(Dataset items)
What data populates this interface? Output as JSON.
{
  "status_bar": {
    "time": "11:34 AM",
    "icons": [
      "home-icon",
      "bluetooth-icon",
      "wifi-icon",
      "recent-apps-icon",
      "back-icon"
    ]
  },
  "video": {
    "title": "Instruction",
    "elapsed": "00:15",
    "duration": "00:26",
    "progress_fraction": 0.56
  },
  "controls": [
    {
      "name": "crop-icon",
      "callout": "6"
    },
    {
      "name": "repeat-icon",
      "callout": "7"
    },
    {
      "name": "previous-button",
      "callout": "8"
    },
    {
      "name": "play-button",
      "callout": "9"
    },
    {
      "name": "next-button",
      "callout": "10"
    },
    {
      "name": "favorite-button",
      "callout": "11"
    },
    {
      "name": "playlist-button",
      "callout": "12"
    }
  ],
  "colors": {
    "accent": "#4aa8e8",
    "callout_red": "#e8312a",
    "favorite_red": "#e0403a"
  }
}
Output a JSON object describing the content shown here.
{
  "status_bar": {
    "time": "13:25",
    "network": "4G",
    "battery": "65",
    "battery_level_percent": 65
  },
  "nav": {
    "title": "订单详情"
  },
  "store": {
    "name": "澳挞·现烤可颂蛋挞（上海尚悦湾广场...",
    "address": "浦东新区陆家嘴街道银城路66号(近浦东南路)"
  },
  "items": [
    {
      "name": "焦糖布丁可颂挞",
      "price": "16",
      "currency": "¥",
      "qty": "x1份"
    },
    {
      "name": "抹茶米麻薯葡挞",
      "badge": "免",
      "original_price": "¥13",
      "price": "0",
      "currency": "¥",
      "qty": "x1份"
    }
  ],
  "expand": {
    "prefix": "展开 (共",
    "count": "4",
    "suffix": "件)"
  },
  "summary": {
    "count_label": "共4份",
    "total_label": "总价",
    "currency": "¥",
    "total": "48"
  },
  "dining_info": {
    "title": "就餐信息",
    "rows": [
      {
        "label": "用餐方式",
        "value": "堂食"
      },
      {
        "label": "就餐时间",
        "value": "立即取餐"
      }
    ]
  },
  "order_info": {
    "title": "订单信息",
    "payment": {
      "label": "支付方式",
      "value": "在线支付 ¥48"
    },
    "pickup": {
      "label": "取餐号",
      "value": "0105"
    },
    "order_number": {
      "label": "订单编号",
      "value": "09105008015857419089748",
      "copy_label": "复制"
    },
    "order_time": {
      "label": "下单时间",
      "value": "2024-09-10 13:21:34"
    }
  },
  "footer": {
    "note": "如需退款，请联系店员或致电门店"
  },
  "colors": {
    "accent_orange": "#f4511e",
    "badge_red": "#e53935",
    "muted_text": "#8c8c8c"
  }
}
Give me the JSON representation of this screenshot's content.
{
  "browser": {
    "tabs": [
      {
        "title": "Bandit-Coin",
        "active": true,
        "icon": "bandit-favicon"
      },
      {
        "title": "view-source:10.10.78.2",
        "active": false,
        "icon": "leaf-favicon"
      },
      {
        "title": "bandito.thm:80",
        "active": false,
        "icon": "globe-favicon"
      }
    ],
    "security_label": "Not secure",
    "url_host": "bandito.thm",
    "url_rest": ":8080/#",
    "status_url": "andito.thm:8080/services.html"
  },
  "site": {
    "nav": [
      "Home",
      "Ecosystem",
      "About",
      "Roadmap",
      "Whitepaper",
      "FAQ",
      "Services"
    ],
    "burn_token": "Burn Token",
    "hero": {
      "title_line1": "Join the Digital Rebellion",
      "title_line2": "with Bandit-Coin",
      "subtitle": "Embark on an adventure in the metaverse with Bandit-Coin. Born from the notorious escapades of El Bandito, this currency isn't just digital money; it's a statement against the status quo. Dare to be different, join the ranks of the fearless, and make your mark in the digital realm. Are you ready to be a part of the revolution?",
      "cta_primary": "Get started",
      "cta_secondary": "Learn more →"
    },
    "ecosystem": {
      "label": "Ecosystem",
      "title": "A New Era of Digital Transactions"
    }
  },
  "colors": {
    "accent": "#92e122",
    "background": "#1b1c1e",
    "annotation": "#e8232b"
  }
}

[GIVEN TASK] Extract each line of the listing above, copying it word for word.

[RESPONSE]
What data populates this interface? Output as JSON.
{
  "status_bar": {
    "time": "11:34 AM",
    "icons": [
      "home-icon",
      "bluetooth-icon",
      "wifi-icon",
      "recent-apps-icon",
      "back-icon"
    ]
  },
  "video": {
    "title": "Instruction",
    "elapsed": "00:15",
    "duration": "00:26",
    "progress_fraction": 0.56
  },
  "controls": [
    {
      "name": "crop-icon",
      "callout": "6"
    },
    {
      "name": "repeat-icon",
      "callout": "7"
    },
    {
      "name": "previous-button",
      "callout": "8"
    },
    {
      "name": "play-button",
      "callout": "9"
    },
    {
      "name": "next-button",
      "callout": "10"
    },
    {
      "name": "favorite-button",
      "callout": "11"
    },
    {
      "name": "playlist-button",
      "callout": "12"
    }
  ],
  "colors": {
    "accent": "#4aa8e8",
    "callout_red": "#e8312a",
    "favorite_red": "#e0403a"
  }
}
Output a JSON object describing the content shown here.
{
  "status_bar": {
    "time": "13:25",
    "network": "4G",
    "battery": "65",
    "battery_level_percent": 65
  },
  "nav": {
    "title": "订单详情"
  },
  "store": {
    "name": "澳挞·现烤可颂蛋挞（上海尚悦湾广场...",
    "address": "浦东新区陆家嘴街道银城路66号(近浦东南路)"
  },
  "items": [
    {
      "name": "焦糖布丁可颂挞",
      "price": "16",
      "currency": "¥",
      "qty": "x1份"
    },
    {
      "name": "抹茶米麻薯葡挞",
      "badge": "免",
      "original_price": "¥13",
      "price": "0",
      "currency": "¥",
      "qty": "x1份"
    }
  ],
  "expand": {
    "prefix": "展开 (共",
    "count": "4",
    "suffix": "件)"
  },
  "summary": {
    "count_label": "共4份",
    "total_label": "总价",
    "currency": "¥",
    "total": "48"
  },
  "dining_info": {
    "title": "就餐信息",
    "rows": [
      {
        "label": "用餐方式",
        "value": "堂食"
      },
      {
        "label": "就餐时间",
        "value": "立即取餐"
      }
    ]
  },
  "order_info": {
    "title": "订单信息",
    "payment": {
      "label": "支付方式",
      "value": "在线支付 ¥48"
    },
    "pickup": {
      "label": "取餐号",
      "value": "0105"
    },
    "order_number": {
      "label": "订单编号",
      "value": "09105008015857419089748",
      "copy_label": "复制"
    },
    "order_time": {
      "label": "下单时间",
      "value": "2024-09-10 13:21:34"
    }
  },
  "footer": {
    "note": "如需退款，请联系店员或致电门店"
  },
  "colors": {
    "accent_orange": "#f4511e",
    "badge_red": "#e53935",
    "muted_text": "#8c8c8c"
  }
}
Give me the JSON representation of this screenshot's content.
{
  "browser": {
    "tabs": [
      {
        "title": "Bandit-Coin",
        "active": true,
        "icon": "bandit-favicon"
      },
      {
        "title": "view-source:10.10.78.2",
        "active": false,
        "icon": "leaf-favicon"
      },
      {
        "title": "bandito.thm:80",
        "active": false,
        "icon": "globe-favicon"
      }
    ],
    "security_label": "Not secure",
    "url_host": "bandito.thm",
    "url_rest": ":8080/#",
    "status_url": "andito.thm:8080/services.html"
  },
  "site": {
    "nav": [
      "Home",
      "Ecosystem",
      "About",
      "Roadmap",
      "Whitepaper",
      "FAQ",
      "Services"
    ],
    "burn_token": "Burn Token",
    "hero": {
      "title_line1": "Join the Digital Rebellion",
      "title_line2": "with Bandit-Coin",
      "subtitle": "Embark on an adventure in the metaverse with Bandit-Coin. Born from the notorious escapades of El Bandito, this currency isn't just digital money; it's a statement against the status quo. Dare to be different, join the ranks of the fearless, and make your mark in the digital realm. Are you ready to be a part of the revolution?",
      "cta_primary": "Get started",
      "cta_secondary": "Learn more →"
    },
    "ecosystem": {
      "label": "Ecosystem",
      "title": "A New Era of Digital Transactions"
    }
  },
  "colors": {
    "accent": "#92e122",
    "background": "#1b1c1e",
    "annotation": "#e8232b"
  }
}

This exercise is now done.